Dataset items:
>>

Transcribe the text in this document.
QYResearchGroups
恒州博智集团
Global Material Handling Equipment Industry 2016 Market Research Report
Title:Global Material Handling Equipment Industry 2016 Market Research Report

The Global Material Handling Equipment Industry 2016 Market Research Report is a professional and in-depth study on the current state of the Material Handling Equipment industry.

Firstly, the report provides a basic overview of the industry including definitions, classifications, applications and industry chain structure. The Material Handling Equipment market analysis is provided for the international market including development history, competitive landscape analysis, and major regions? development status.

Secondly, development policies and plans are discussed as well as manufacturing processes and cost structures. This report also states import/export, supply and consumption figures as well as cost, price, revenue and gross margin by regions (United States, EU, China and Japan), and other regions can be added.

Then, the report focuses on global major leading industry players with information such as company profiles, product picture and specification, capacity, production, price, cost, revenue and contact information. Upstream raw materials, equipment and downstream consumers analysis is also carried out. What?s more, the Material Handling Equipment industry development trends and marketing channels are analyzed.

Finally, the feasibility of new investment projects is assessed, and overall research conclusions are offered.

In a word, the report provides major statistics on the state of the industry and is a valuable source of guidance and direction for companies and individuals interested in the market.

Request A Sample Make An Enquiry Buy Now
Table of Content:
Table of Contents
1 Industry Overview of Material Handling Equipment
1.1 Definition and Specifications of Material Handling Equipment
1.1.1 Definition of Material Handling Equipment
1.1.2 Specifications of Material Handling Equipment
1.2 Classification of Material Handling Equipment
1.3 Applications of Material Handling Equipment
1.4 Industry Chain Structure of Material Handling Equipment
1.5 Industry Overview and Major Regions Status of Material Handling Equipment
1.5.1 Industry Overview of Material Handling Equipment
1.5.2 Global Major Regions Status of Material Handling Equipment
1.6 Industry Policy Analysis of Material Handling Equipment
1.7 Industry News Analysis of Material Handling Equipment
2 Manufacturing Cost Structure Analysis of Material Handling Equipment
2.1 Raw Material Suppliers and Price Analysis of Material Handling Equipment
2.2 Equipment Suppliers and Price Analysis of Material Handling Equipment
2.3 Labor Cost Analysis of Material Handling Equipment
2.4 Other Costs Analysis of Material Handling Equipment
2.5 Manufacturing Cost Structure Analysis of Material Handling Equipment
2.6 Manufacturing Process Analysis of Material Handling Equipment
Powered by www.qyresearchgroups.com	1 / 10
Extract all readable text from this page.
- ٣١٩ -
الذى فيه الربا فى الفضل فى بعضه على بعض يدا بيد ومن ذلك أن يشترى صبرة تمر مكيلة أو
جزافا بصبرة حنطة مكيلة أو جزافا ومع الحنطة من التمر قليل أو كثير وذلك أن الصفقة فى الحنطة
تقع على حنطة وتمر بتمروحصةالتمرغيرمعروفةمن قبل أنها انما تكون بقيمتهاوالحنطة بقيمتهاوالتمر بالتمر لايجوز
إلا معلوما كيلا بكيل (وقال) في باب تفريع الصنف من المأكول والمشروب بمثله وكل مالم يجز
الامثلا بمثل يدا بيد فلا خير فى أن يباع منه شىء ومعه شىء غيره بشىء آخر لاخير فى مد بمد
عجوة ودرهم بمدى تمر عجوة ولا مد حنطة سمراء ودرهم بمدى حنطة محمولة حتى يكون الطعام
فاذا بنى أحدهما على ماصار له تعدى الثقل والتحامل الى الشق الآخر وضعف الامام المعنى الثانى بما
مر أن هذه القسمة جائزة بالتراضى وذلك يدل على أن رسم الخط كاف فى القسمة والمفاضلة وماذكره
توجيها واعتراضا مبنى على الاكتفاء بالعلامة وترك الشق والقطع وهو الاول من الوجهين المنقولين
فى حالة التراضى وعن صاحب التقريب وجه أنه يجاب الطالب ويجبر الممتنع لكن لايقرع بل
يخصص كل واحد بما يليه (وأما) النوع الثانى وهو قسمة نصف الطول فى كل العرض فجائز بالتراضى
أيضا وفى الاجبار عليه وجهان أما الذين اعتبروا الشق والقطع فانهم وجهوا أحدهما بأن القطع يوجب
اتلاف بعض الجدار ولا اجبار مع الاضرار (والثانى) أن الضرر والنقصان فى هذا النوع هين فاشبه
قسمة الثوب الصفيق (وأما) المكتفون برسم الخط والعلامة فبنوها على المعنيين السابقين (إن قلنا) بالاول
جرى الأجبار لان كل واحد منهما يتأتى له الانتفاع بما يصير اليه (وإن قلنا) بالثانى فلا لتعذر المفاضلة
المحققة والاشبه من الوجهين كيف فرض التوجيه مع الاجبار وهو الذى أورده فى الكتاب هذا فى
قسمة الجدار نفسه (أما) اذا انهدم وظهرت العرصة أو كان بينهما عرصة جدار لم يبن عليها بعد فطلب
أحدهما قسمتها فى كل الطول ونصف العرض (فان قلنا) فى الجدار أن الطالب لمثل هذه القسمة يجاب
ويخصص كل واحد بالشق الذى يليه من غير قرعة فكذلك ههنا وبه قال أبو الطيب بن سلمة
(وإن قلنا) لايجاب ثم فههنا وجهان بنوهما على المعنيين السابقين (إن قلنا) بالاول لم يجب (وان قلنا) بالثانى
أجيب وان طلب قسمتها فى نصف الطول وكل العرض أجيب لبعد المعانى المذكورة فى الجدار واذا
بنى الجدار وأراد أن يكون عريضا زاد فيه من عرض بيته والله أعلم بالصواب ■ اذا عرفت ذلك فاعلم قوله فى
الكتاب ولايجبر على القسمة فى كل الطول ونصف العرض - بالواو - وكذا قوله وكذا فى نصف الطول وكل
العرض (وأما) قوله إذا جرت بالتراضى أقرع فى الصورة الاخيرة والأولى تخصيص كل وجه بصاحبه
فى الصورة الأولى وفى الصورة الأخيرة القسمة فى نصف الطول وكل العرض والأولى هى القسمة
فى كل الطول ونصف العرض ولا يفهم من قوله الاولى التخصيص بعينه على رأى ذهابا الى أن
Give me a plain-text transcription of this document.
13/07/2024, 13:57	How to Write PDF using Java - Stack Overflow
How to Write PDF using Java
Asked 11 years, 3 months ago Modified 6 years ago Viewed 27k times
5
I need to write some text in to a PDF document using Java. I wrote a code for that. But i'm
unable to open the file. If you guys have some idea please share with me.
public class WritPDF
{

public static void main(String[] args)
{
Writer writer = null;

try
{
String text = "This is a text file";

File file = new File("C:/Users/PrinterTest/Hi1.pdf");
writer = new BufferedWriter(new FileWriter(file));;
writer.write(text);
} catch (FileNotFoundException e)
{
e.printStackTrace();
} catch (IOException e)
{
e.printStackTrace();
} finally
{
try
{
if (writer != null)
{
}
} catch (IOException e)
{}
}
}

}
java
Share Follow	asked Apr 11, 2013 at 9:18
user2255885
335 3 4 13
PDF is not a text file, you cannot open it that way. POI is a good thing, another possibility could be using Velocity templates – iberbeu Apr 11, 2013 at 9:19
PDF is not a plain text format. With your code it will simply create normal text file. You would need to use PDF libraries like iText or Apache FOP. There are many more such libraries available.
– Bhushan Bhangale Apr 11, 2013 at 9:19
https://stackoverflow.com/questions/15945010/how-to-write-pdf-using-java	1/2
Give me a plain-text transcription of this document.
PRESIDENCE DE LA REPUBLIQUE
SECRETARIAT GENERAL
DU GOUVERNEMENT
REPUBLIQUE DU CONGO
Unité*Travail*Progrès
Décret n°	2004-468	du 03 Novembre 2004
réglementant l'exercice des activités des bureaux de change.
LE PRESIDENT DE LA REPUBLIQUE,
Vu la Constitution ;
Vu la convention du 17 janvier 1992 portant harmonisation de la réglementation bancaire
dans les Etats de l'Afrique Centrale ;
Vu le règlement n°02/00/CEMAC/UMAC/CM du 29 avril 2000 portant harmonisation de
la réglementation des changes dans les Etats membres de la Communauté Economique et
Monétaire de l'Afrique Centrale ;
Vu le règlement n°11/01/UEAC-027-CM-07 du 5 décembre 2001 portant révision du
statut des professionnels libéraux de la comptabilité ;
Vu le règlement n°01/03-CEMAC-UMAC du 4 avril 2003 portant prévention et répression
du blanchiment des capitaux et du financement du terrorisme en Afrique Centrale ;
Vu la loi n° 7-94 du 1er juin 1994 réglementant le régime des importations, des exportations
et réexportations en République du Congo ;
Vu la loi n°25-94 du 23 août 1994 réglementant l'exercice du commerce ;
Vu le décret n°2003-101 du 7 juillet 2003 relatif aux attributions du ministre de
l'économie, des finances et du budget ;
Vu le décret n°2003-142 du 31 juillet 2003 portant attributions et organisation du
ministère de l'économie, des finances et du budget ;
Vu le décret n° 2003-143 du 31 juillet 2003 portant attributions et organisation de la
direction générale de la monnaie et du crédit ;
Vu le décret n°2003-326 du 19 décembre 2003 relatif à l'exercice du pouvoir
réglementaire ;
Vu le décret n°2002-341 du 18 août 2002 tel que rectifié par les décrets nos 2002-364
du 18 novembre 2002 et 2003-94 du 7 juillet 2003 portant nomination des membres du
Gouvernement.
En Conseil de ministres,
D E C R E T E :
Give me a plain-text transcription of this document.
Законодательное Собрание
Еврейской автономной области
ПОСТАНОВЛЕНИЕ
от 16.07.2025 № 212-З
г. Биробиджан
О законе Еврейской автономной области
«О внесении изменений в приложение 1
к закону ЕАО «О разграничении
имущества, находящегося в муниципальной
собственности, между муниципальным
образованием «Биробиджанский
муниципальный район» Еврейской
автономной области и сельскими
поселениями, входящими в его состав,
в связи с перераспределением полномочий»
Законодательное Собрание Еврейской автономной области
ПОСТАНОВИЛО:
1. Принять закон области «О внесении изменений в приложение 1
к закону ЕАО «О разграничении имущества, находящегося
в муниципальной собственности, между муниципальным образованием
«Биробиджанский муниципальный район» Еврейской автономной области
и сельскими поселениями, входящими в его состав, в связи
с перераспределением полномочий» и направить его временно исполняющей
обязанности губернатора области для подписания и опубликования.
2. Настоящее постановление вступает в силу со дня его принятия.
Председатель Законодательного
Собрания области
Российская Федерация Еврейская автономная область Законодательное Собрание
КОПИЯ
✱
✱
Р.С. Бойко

<<

Problem to work on: Lines containing the string "الطول" should be counted; reply with their number and nothing more.

Expected output: 6